INSTRUCTION
Where a line contains the word "utnytting", copy that line.

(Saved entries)
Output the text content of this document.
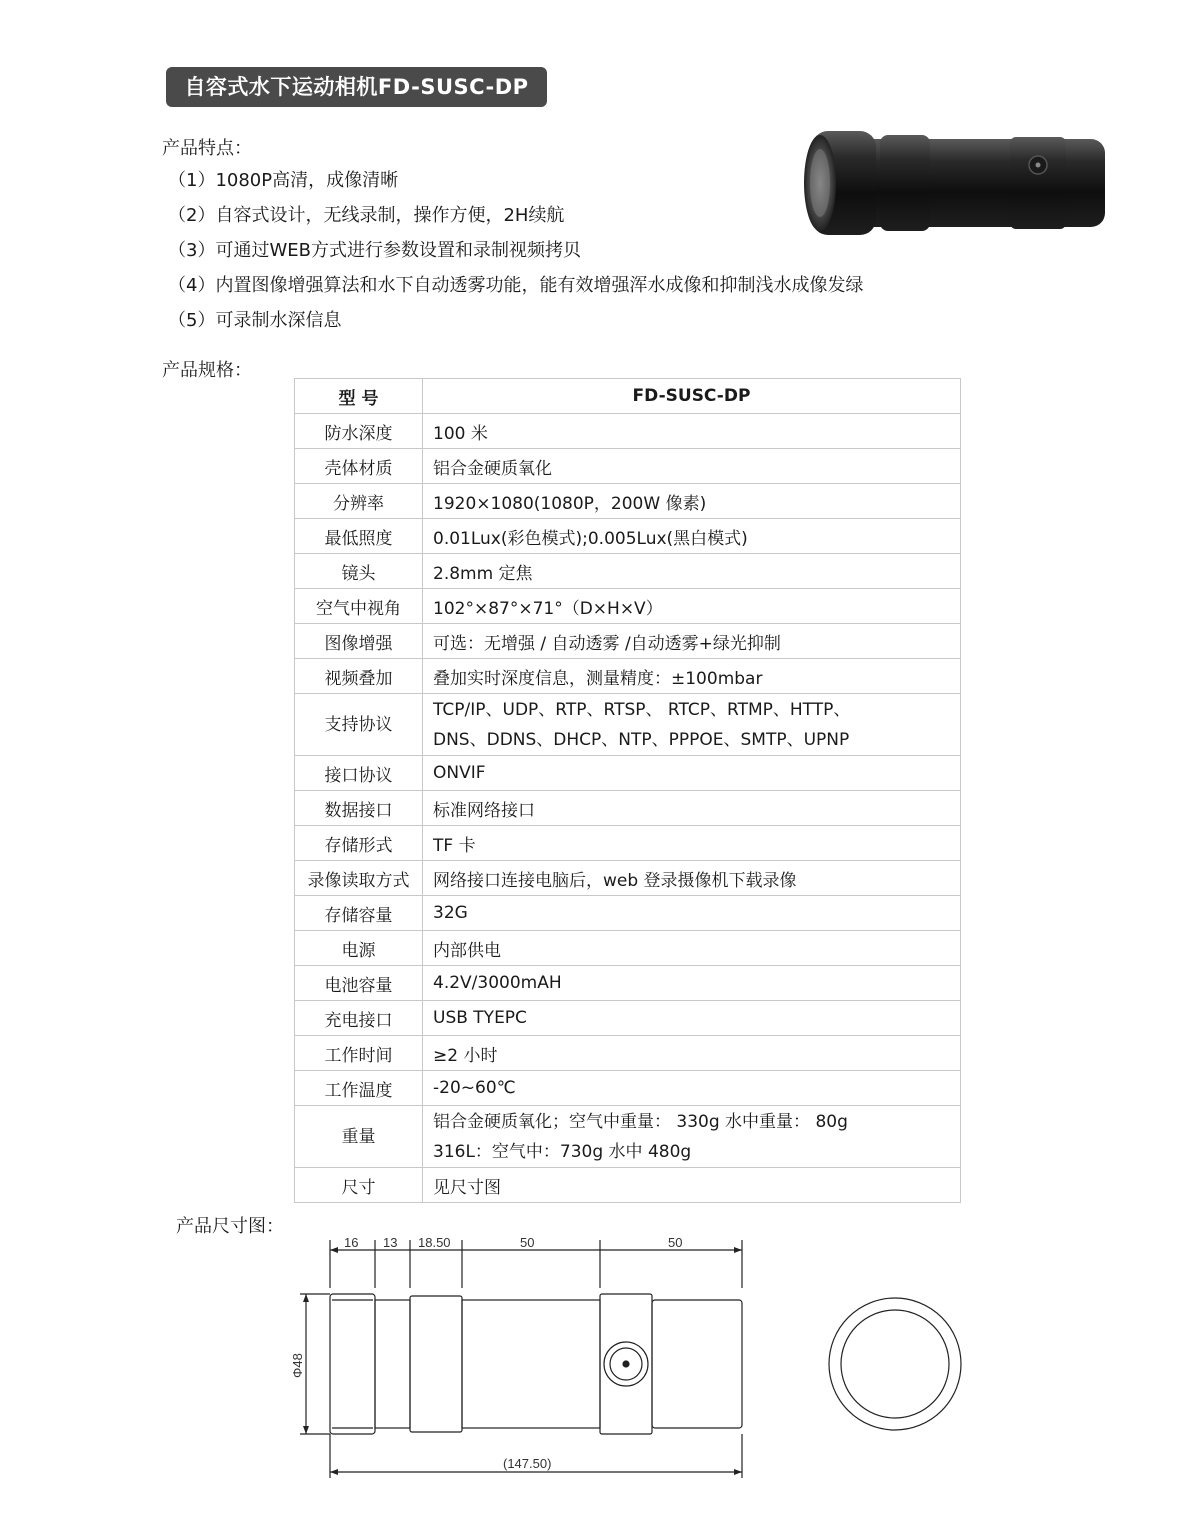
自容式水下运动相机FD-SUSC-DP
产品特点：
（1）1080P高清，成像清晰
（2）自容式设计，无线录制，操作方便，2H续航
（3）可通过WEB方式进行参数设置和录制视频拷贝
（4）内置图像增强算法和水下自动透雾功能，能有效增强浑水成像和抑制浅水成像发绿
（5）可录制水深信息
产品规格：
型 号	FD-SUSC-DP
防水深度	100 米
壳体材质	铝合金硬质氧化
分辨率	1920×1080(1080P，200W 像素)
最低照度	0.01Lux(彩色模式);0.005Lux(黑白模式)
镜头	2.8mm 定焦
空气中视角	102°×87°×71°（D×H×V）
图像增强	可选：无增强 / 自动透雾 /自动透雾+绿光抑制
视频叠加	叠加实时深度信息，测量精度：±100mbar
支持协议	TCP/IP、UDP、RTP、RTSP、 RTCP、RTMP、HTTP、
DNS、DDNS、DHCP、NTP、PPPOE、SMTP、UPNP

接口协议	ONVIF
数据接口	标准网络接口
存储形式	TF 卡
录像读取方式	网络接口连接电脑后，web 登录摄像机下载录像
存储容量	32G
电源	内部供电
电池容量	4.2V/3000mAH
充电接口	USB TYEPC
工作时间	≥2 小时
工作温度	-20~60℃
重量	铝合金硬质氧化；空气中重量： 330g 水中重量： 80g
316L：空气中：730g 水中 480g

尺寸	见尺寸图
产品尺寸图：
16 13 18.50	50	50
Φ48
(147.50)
---
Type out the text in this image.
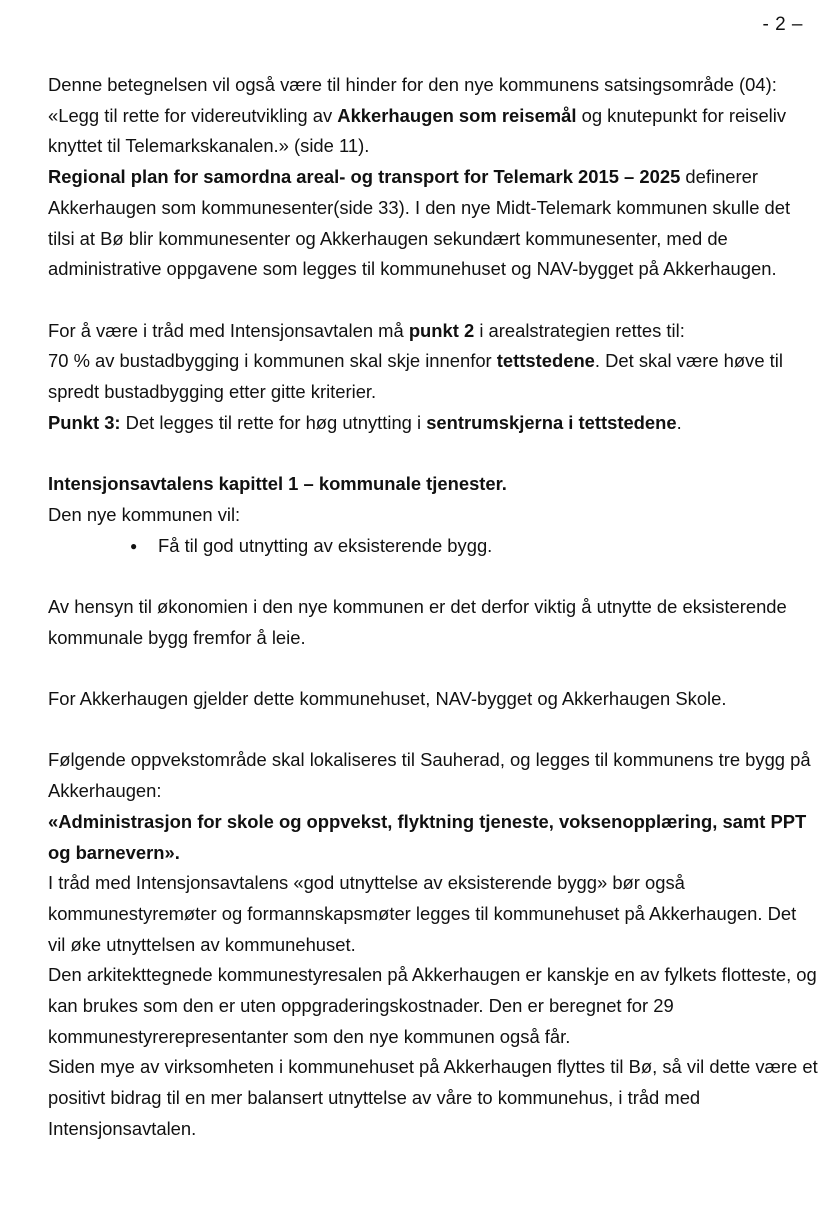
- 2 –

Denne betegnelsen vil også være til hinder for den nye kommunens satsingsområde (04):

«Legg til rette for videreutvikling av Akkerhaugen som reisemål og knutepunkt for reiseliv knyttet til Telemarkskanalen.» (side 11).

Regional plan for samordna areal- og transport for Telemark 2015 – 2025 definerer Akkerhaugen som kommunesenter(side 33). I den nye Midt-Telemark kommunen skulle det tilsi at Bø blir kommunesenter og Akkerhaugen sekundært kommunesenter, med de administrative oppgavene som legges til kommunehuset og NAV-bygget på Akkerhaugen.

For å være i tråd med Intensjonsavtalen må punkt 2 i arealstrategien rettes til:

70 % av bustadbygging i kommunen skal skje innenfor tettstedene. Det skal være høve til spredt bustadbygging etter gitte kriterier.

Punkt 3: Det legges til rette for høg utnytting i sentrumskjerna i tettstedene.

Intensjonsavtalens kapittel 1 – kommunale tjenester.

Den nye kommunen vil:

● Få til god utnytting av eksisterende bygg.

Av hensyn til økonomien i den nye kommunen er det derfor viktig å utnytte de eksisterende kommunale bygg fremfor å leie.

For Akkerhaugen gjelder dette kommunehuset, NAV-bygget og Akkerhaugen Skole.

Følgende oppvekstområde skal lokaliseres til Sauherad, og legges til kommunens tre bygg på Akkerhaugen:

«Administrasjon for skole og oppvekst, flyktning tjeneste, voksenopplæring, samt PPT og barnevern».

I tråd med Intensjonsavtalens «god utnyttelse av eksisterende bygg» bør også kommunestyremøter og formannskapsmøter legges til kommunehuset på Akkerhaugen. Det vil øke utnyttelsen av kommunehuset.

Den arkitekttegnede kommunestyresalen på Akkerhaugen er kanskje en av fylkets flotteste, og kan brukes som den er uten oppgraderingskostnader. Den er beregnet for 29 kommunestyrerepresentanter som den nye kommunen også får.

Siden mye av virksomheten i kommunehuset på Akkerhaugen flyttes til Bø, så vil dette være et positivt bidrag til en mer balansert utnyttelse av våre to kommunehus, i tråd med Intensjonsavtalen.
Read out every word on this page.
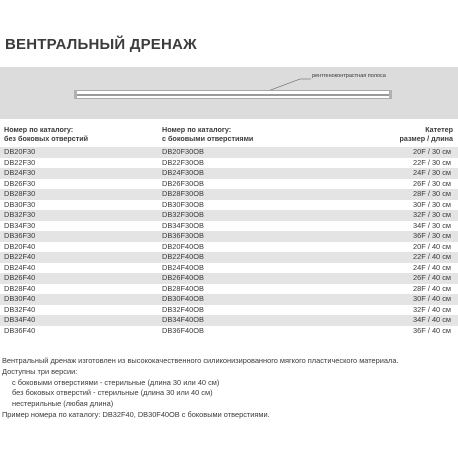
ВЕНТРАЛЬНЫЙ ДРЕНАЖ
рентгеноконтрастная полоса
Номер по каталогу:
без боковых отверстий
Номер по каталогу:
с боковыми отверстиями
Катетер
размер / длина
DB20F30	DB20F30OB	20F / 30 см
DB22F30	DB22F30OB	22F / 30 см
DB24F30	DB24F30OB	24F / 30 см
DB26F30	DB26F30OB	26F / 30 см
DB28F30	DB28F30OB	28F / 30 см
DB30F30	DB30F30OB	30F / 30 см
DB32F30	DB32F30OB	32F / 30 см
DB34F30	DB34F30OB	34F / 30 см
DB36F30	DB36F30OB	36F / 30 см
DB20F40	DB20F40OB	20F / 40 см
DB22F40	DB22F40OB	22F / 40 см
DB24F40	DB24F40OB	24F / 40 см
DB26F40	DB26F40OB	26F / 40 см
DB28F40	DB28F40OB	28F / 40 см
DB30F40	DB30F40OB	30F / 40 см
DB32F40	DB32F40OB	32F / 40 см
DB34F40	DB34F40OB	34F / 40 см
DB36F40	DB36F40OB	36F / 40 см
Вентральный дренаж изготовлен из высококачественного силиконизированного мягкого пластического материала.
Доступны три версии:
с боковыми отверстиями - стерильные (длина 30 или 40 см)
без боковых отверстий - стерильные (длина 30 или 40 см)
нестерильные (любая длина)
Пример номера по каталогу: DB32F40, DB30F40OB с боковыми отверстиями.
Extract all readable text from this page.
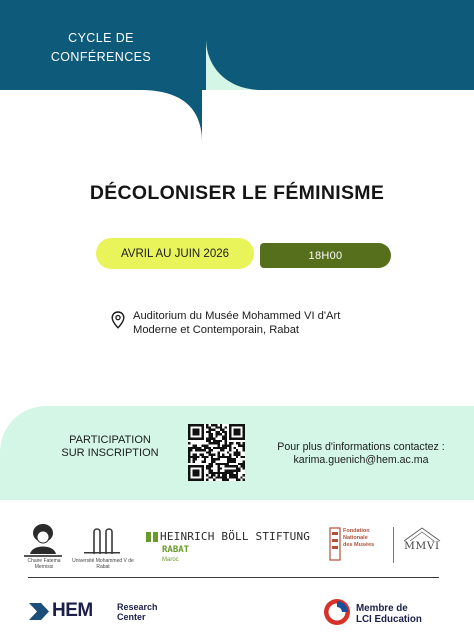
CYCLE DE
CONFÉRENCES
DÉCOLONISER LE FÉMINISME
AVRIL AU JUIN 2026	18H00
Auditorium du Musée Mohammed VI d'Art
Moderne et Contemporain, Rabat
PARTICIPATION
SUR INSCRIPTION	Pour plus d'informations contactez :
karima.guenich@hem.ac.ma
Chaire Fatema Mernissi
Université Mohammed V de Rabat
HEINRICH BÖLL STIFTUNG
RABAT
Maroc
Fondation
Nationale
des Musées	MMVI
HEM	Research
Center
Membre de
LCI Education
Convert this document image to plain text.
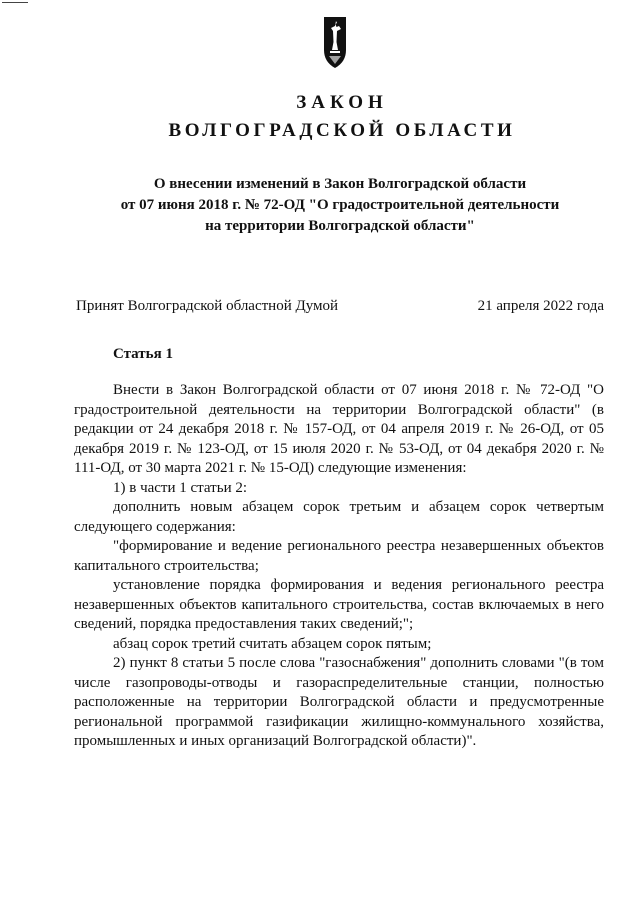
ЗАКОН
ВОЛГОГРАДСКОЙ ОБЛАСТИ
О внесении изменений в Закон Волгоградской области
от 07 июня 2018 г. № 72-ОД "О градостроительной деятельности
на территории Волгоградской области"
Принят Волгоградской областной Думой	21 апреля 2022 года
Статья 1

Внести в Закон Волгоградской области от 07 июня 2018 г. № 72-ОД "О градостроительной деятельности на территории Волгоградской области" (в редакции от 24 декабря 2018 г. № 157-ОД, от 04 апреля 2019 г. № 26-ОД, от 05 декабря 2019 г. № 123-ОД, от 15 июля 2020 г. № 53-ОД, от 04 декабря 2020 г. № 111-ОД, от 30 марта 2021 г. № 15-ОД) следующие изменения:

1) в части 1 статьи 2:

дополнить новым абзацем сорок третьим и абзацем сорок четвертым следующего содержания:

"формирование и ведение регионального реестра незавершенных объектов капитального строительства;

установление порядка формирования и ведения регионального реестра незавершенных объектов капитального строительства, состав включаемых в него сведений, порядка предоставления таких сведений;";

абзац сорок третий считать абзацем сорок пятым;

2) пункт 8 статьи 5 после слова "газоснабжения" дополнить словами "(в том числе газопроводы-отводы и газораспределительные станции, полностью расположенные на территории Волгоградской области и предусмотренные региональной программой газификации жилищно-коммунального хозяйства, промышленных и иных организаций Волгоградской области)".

SOLUTION FOR THIS TASK
Punkt 3: Det legges til rette for høg utnytting i sentrumskjerna i tettstedene.
● Få til god utnytting av eksisterende bygg.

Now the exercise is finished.